▶ [GOAL]
Set down each line of the data below exactly as it stands, dropping the pictures.

▶ [EXTRACTED ENTRIES]

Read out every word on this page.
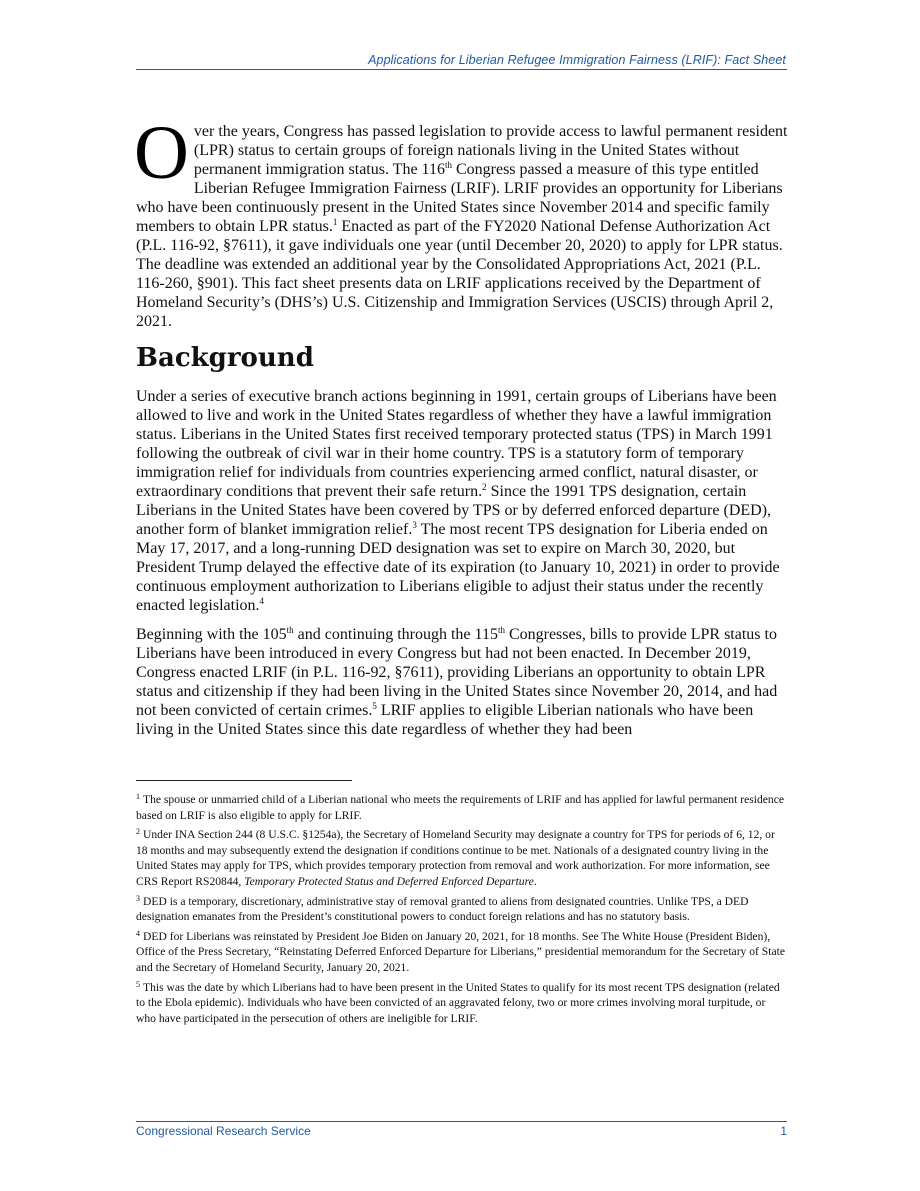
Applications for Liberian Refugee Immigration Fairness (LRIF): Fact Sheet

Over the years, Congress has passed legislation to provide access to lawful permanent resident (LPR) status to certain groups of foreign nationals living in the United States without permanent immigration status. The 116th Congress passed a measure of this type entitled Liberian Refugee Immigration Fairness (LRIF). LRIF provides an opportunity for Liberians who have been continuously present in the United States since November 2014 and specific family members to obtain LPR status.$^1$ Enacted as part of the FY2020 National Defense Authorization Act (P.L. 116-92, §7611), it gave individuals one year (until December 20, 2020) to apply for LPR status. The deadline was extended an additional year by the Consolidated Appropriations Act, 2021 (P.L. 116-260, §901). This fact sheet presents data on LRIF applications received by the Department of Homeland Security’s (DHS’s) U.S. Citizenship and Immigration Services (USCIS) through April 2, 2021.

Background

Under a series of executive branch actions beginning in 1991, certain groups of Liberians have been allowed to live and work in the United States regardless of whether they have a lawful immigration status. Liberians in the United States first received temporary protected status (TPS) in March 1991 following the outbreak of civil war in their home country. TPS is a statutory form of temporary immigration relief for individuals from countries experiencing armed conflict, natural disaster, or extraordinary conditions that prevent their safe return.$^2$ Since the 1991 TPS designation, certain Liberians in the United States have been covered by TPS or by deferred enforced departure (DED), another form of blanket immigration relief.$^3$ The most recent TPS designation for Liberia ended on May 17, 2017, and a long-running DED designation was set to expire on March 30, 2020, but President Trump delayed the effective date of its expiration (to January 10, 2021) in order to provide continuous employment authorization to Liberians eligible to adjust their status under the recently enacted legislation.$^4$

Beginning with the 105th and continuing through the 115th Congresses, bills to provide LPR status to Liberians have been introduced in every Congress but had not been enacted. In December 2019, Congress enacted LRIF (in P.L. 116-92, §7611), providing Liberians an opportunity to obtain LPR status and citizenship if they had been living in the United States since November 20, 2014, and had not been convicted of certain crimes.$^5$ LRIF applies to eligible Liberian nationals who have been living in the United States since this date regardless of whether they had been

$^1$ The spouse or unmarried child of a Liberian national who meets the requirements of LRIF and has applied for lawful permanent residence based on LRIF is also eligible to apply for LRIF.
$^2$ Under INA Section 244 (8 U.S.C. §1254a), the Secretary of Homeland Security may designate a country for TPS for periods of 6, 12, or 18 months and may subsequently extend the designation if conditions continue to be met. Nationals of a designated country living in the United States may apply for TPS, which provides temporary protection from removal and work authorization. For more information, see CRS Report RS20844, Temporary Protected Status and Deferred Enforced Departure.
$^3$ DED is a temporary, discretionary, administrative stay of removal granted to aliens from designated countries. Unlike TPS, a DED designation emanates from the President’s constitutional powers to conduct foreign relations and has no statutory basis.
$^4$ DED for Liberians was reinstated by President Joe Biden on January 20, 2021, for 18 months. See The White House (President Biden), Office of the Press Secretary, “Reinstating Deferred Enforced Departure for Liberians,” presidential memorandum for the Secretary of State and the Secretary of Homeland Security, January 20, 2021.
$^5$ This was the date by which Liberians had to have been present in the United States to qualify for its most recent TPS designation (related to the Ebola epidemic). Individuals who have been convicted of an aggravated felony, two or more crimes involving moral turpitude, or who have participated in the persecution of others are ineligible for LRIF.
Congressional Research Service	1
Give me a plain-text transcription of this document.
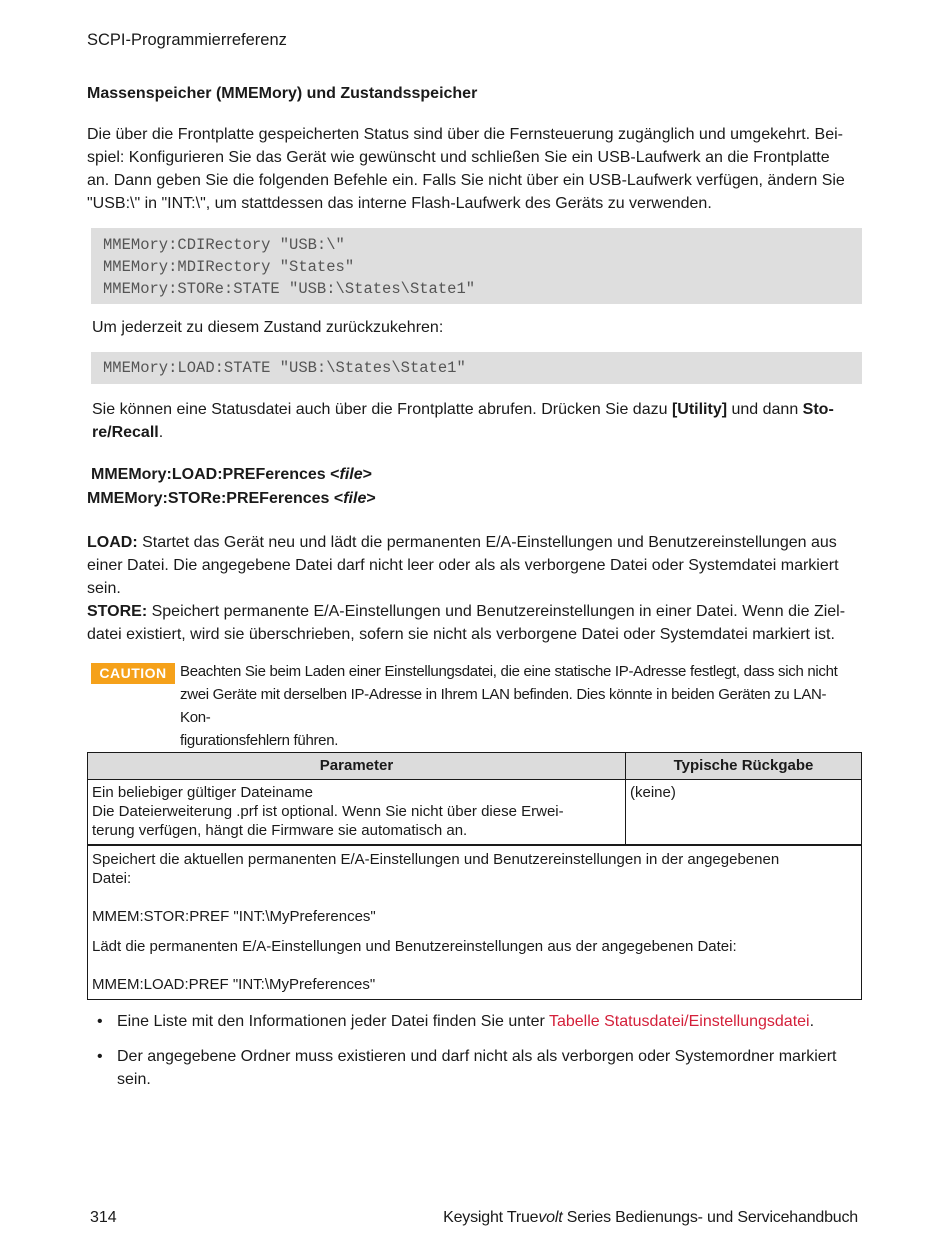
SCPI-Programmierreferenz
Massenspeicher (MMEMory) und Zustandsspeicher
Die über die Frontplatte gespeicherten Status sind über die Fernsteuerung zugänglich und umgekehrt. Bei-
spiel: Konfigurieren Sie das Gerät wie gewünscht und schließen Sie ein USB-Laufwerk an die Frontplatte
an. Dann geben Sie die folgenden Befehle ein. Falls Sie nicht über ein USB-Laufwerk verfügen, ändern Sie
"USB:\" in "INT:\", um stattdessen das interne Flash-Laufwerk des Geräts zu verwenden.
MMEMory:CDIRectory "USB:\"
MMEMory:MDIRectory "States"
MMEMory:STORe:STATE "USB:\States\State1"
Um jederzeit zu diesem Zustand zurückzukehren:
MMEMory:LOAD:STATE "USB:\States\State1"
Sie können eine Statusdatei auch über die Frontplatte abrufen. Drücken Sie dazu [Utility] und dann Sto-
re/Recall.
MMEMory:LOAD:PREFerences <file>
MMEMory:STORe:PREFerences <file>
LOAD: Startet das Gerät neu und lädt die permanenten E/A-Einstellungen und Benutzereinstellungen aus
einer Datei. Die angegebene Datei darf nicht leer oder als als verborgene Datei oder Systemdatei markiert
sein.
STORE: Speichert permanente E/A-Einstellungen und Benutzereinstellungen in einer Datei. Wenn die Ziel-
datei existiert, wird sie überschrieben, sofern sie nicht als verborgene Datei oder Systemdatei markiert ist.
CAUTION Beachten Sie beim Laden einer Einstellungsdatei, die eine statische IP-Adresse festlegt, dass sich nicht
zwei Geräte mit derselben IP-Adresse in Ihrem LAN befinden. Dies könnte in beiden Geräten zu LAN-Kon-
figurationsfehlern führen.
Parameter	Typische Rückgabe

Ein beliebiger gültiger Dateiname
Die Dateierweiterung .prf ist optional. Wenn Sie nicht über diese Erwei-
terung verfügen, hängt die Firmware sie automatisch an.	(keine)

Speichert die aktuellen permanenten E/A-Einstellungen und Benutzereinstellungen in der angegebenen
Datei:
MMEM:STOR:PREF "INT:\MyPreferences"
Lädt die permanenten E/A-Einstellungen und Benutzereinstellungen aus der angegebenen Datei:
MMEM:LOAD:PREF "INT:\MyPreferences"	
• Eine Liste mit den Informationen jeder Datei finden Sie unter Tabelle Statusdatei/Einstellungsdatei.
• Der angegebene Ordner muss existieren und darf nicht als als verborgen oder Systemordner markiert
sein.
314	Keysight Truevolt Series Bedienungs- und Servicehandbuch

▶ [ANSWER TO THE PROBLEM]
Read out every word on this page.
Applications for Liberian Refugee Immigration Fairness (LRIF): Fact Sheet

Over the years, Congress has passed legislation to provide access to lawful permanent resident (LPR) status to certain groups of foreign nationals living in the United States without permanent immigration status. The 116th Congress passed a measure of this type entitled Liberian Refugee Immigration Fairness (LRIF). LRIF provides an opportunity for Liberians who have been continuously present in the United States since November 2014 and specific family members to obtain LPR status.$^1$ Enacted as part of the FY2020 National Defense Authorization Act (P.L. 116-92, §7611), it gave individuals one year (until December 20, 2020) to apply for LPR status. The deadline was extended an additional year by the Consolidated Appropriations Act, 2021 (P.L. 116-260, §901). This fact sheet presents data on LRIF applications received by the Department of Homeland Security’s (DHS’s) U.S. Citizenship and Immigration Services (USCIS) through April 2, 2021.

Background

Under a series of executive branch actions beginning in 1991, certain groups of Liberians have been allowed to live and work in the United States regardless of whether they have a lawful immigration status. Liberians in the United States first received temporary protected status (TPS) in March 1991 following the outbreak of civil war in their home country. TPS is a statutory form of temporary immigration relief for individuals from countries experiencing armed conflict, natural disaster, or extraordinary conditions that prevent their safe return.$^2$ Since the 1991 TPS designation, certain Liberians in the United States have been covered by TPS or by deferred enforced departure (DED), another form of blanket immigration relief.$^3$ The most recent TPS designation for Liberia ended on May 17, 2017, and a long-running DED designation was set to expire on March 30, 2020, but President Trump delayed the effective date of its expiration (to January 10, 2021) in order to provide continuous employment authorization to Liberians eligible to adjust their status under the recently enacted legislation.$^4$

Beginning with the 105th and continuing through the 115th Congresses, bills to provide LPR status to Liberians have been introduced in every Congress but had not been enacted. In December 2019, Congress enacted LRIF (in P.L. 116-92, §7611), providing Liberians an opportunity to obtain LPR status and citizenship if they had been living in the United States since November 20, 2014, and had not been convicted of certain crimes.$^5$ LRIF applies to eligible Liberian nationals who have been living in the United States since this date regardless of whether they had been

$^1$ The spouse or unmarried child of a Liberian national who meets the requirements of LRIF and has applied for lawful permanent residence based on LRIF is also eligible to apply for LRIF.
$^2$ Under INA Section 244 (8 U.S.C. §1254a), the Secretary of Homeland Security may designate a country for TPS for periods of 6, 12, or 18 months and may subsequently extend the designation if conditions continue to be met. Nationals of a designated country living in the United States may apply for TPS, which provides temporary protection from removal and work authorization. For more information, see CRS Report RS20844, Temporary Protected Status and Deferred Enforced Departure.
$^3$ DED is a temporary, discretionary, administrative stay of removal granted to aliens from designated countries. Unlike TPS, a DED designation emanates from the President’s constitutional powers to conduct foreign relations and has no statutory basis.
$^4$ DED for Liberians was reinstated by President Joe Biden on January 20, 2021, for 18 months. See The White House (President Biden), Office of the Press Secretary, “Reinstating Deferred Enforced Departure for Liberians,” presidential memorandum for the Secretary of State and the Secretary of Homeland Security, January 20, 2021.
$^5$ This was the date by which Liberians had to have been present in the United States to qualify for its most recent TPS designation (related to the Ebola epidemic). Individuals who have been convicted of an aggravated felony, two or more crimes involving moral turpitude, or who have participated in the persecution of others are ineligible for LRIF.
Congressional Research Service	1
Give me a plain-text transcription of this document.
SCPI-Programmierreferenz
Massenspeicher (MMEMory) und Zustandsspeicher
Die über die Frontplatte gespeicherten Status sind über die Fernsteuerung zugänglich und umgekehrt. Bei-
spiel: Konfigurieren Sie das Gerät wie gewünscht und schließen Sie ein USB-Laufwerk an die Frontplatte
an. Dann geben Sie die folgenden Befehle ein. Falls Sie nicht über ein USB-Laufwerk verfügen, ändern Sie
"USB:\" in "INT:\", um stattdessen das interne Flash-Laufwerk des Geräts zu verwenden.
MMEMory:CDIRectory "USB:\"
MMEMory:MDIRectory "States"
MMEMory:STORe:STATE "USB:\States\State1"
Um jederzeit zu diesem Zustand zurückzukehren:
MMEMory:LOAD:STATE "USB:\States\State1"
Sie können eine Statusdatei auch über die Frontplatte abrufen. Drücken Sie dazu [Utility] und dann Sto-
re/Recall.
MMEMory:LOAD:PREFerences <file>
MMEMory:STORe:PREFerences <file>
LOAD: Startet das Gerät neu und lädt die permanenten E/A-Einstellungen und Benutzereinstellungen aus
einer Datei. Die angegebene Datei darf nicht leer oder als als verborgene Datei oder Systemdatei markiert
sein.
STORE: Speichert permanente E/A-Einstellungen und Benutzereinstellungen in einer Datei. Wenn die Ziel-
datei existiert, wird sie überschrieben, sofern sie nicht als verborgene Datei oder Systemdatei markiert ist.
CAUTION Beachten Sie beim Laden einer Einstellungsdatei, die eine statische IP-Adresse festlegt, dass sich nicht
zwei Geräte mit derselben IP-Adresse in Ihrem LAN befinden. Dies könnte in beiden Geräten zu LAN-Kon-
figurationsfehlern führen.
Parameter	Typische Rückgabe

Ein beliebiger gültiger Dateiname
Die Dateierweiterung .prf ist optional. Wenn Sie nicht über diese Erwei-
terung verfügen, hängt die Firmware sie automatisch an.	(keine)

Speichert die aktuellen permanenten E/A-Einstellungen und Benutzereinstellungen in der angegebenen
Datei:
MMEM:STOR:PREF "INT:\MyPreferences"
Lädt die permanenten E/A-Einstellungen und Benutzereinstellungen aus der angegebenen Datei:
MMEM:LOAD:PREF "INT:\MyPreferences"	
• Eine Liste mit den Informationen jeder Datei finden Sie unter Tabelle Statusdatei/Einstellungsdatei.
• Der angegebene Ordner muss existieren und darf nicht als als verborgen oder Systemordner markiert
sein.
314	Keysight Truevolt Series Bedienungs- und Servicehandbuch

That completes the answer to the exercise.